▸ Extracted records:
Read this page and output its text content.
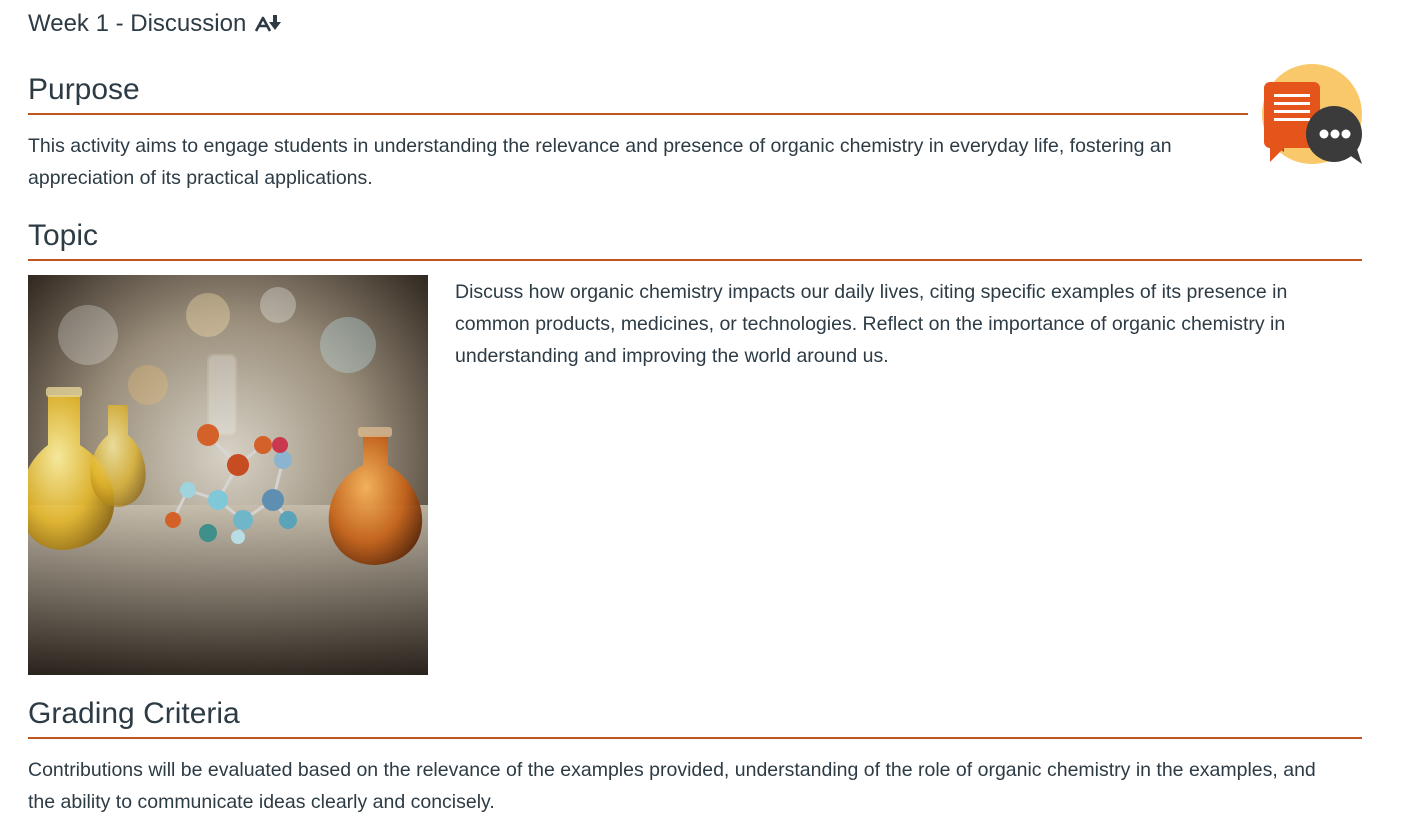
Week 1 - Discussion
Purpose

This activity aims to engage students in understanding the relevance and presence of organic chemistry in everyday life, fostering an appreciation of its practical applications.

Topic

Discuss how organic chemistry impacts our daily lives, citing specific examples of its presence in common products, medicines, or technologies. Reflect on the importance of organic chemistry in understanding and improving the world around us.

Grading Criteria

Contributions will be evaluated based on the relevance of the examples provided, understanding of the role of organic chemistry in the examples, and the ability to communicate ideas clearly and concisely.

▸ GIVEN EXERCISE: All records above are to be printed exactly, minus the pictures they contain.

▸ ANSWER BELOW:
Read this page and output its text content.
Week 1 - Discussion
Purpose

This activity aims to engage students in understanding the relevance and presence of organic chemistry in everyday life, fostering an appreciation of its practical applications.

Topic

Discuss how organic chemistry impacts our daily lives, citing specific examples of its presence in common products, medicines, or technologies. Reflect on the importance of organic chemistry in understanding and improving the world around us.

Grading Criteria

Contributions will be evaluated based on the relevance of the examples provided, understanding of the role of organic chemistry in the examples, and the ability to communicate ideas clearly and concisely.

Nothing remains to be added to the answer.